• What to do: Determine how many lines of this material contain "meeting". Give only the number.

• Entries supplied:

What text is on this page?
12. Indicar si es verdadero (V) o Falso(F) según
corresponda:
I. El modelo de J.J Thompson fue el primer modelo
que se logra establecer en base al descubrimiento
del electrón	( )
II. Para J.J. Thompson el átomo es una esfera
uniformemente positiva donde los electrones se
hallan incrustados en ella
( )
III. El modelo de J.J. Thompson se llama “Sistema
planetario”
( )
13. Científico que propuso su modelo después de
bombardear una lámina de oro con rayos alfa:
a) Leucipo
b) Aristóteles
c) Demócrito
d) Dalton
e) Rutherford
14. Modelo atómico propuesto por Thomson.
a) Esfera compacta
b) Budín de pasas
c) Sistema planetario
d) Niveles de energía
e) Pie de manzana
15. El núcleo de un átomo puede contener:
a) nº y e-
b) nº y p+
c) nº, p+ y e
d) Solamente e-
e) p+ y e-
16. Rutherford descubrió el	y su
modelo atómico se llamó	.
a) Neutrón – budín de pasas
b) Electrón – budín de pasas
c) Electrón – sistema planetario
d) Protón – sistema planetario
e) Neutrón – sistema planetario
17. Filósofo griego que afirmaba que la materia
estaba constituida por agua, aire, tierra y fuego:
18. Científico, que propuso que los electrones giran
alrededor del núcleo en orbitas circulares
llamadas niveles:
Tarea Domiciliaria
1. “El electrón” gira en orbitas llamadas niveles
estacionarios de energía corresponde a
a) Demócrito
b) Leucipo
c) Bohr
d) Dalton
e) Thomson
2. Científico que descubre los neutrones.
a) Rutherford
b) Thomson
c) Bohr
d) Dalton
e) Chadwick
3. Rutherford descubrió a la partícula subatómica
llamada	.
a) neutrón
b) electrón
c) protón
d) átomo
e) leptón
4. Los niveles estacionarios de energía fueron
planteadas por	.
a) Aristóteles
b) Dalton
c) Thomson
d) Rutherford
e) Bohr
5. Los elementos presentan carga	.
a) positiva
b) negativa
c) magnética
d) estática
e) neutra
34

* * *

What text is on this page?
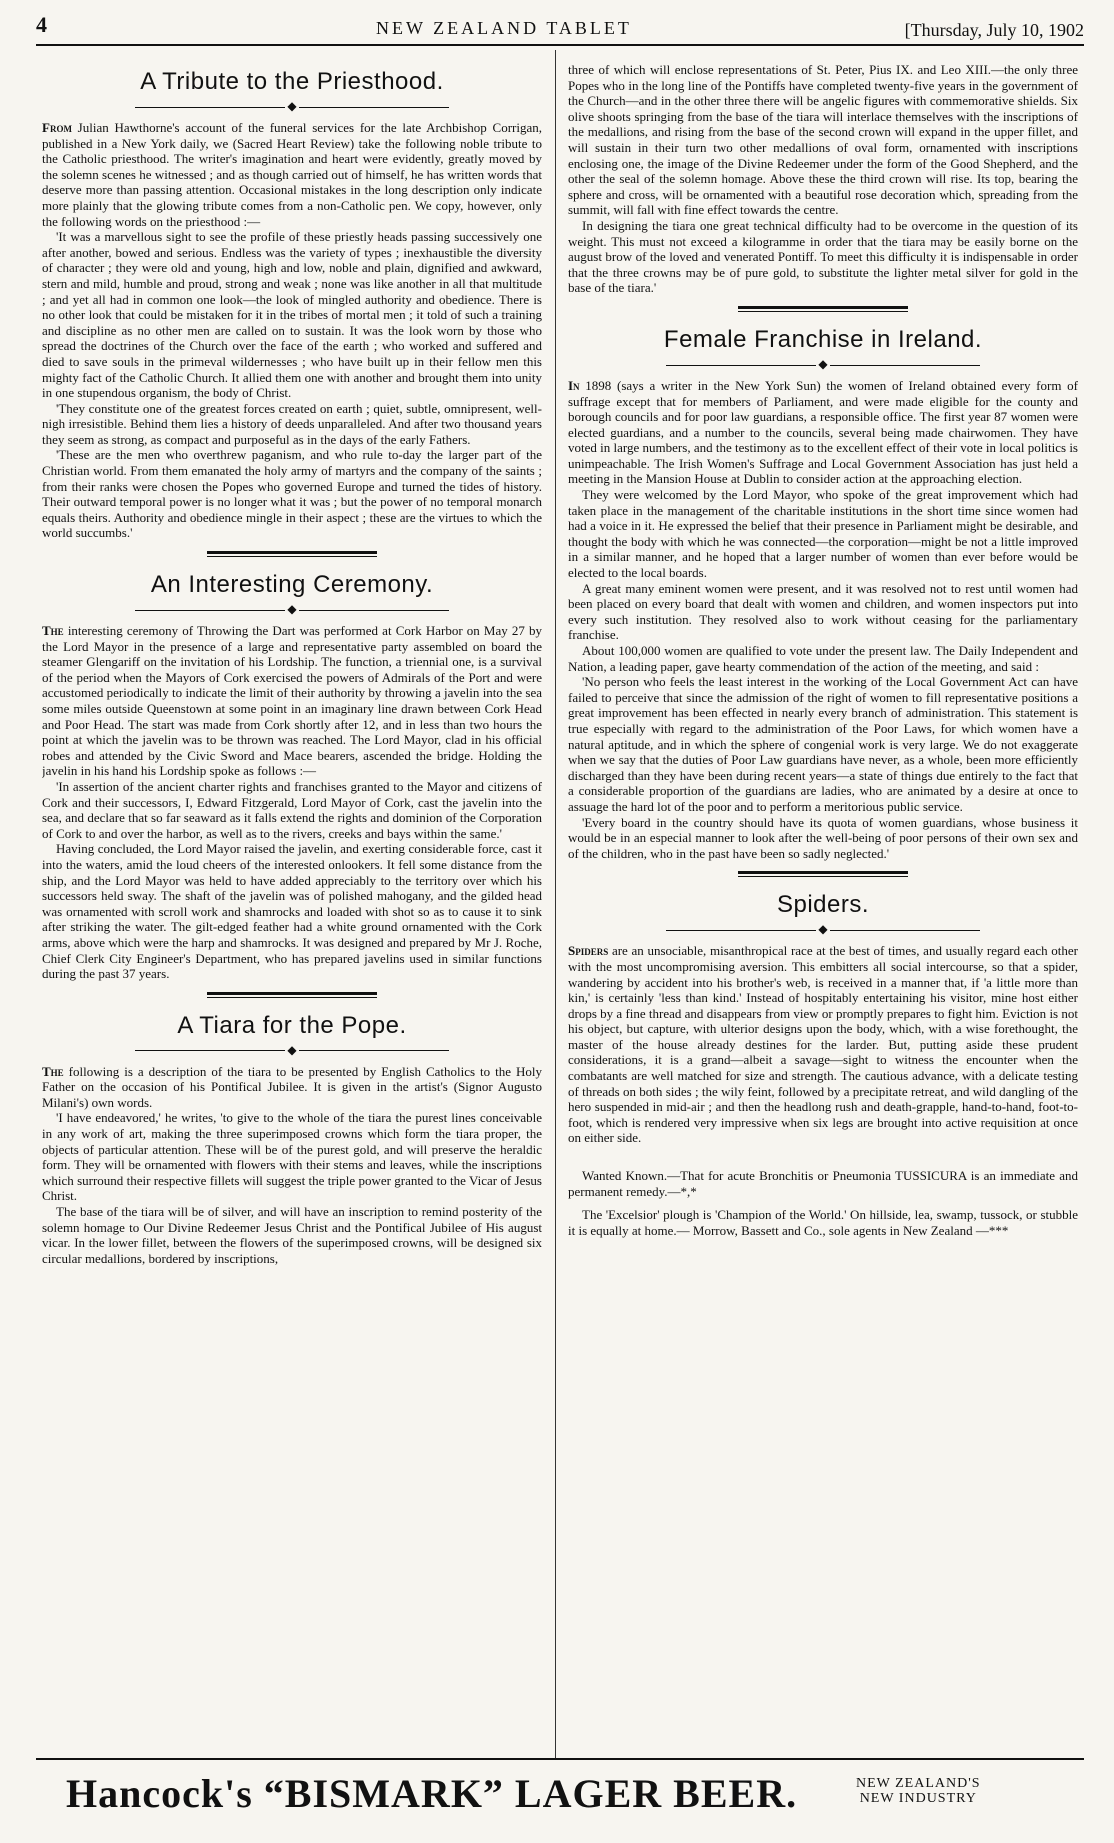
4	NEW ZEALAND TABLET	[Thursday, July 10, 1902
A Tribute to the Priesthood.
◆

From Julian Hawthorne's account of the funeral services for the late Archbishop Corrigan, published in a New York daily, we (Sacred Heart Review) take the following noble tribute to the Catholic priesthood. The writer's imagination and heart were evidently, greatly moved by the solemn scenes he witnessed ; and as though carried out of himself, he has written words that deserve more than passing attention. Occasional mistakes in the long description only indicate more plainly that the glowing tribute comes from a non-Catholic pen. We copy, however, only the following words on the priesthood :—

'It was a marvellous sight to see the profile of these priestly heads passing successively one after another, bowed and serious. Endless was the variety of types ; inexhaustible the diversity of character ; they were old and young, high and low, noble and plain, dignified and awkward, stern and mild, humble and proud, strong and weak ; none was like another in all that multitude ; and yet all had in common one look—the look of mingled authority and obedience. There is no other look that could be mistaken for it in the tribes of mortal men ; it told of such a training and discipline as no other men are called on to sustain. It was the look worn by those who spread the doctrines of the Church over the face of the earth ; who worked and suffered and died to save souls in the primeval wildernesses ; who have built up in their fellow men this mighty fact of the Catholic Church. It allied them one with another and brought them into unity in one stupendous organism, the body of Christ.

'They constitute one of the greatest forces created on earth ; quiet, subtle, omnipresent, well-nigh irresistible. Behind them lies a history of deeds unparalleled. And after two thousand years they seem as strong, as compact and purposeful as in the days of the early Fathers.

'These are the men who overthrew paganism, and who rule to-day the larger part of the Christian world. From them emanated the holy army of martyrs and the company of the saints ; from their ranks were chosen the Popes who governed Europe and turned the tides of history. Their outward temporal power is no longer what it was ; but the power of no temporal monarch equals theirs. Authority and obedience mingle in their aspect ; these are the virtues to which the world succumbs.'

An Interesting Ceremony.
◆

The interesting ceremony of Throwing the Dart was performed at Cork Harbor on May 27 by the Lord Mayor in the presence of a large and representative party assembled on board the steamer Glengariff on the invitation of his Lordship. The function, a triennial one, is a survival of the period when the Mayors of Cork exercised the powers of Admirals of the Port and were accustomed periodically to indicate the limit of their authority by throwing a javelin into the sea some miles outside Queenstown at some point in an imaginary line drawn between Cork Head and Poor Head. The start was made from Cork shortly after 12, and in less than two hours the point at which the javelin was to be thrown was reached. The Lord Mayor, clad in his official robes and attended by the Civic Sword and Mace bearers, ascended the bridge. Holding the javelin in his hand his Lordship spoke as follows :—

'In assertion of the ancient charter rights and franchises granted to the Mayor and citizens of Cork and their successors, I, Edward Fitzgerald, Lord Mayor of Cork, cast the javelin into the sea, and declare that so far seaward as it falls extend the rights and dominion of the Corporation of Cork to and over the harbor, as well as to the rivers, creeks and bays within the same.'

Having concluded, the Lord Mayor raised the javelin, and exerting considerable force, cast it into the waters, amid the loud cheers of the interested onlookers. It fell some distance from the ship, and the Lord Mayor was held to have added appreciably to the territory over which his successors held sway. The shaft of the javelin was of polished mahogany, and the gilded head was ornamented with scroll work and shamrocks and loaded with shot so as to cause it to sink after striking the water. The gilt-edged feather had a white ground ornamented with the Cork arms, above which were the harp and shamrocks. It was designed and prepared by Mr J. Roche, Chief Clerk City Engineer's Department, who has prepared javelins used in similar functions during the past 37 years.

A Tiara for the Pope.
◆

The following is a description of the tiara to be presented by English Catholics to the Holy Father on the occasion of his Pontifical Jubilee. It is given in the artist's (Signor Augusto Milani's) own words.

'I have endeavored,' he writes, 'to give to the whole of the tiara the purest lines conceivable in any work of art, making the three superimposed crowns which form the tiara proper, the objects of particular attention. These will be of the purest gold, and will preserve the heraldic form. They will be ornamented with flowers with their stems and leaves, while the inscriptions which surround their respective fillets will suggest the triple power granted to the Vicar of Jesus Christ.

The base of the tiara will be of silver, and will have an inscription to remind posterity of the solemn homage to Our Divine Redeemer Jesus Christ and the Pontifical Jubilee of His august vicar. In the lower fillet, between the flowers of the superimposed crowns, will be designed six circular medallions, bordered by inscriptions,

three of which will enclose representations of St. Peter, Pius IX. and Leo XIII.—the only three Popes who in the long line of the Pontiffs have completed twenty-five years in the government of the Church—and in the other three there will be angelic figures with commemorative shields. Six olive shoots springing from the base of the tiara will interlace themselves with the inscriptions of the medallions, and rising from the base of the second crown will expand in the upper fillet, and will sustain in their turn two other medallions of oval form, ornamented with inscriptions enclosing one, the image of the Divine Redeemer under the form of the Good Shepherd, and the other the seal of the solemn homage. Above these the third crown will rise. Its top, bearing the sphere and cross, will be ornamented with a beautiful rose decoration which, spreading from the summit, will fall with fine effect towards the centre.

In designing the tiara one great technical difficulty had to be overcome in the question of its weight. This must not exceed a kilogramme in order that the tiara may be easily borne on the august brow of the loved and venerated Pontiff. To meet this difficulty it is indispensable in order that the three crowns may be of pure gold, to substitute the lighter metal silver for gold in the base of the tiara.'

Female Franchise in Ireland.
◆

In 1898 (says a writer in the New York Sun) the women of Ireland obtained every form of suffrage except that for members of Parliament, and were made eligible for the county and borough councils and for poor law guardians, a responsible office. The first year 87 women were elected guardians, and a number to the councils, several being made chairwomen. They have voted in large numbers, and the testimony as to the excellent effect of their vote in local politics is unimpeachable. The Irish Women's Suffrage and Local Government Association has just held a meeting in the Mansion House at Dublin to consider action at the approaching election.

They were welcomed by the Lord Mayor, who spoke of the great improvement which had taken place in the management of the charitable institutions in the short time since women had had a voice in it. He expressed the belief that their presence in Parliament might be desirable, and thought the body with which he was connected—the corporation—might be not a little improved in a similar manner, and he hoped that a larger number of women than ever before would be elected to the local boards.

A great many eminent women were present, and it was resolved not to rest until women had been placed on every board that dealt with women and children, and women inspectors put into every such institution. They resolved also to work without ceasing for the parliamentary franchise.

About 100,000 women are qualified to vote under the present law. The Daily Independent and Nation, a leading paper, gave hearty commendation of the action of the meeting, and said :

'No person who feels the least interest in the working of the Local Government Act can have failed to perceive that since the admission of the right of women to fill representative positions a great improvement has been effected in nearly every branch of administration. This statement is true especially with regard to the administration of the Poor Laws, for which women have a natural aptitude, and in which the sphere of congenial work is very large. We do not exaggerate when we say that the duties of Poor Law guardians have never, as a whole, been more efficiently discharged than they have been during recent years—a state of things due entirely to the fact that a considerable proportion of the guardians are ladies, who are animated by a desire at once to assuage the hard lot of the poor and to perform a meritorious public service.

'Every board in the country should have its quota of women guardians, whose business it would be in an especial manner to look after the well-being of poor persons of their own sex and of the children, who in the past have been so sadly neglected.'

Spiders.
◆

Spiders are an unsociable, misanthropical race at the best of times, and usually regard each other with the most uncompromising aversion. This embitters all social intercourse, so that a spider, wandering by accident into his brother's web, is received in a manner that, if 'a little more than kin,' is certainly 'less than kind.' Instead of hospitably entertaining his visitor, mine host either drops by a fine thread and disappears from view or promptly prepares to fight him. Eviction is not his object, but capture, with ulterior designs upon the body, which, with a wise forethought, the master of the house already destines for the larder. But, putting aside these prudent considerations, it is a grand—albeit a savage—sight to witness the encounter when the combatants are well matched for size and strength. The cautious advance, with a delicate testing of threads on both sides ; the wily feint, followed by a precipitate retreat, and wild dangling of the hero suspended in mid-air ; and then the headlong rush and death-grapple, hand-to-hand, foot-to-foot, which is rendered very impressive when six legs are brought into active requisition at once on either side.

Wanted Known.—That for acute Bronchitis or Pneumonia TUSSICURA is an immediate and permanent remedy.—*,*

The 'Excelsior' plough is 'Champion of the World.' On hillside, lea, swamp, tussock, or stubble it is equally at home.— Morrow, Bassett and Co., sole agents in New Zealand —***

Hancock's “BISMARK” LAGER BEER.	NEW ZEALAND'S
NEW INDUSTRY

• Result below: 2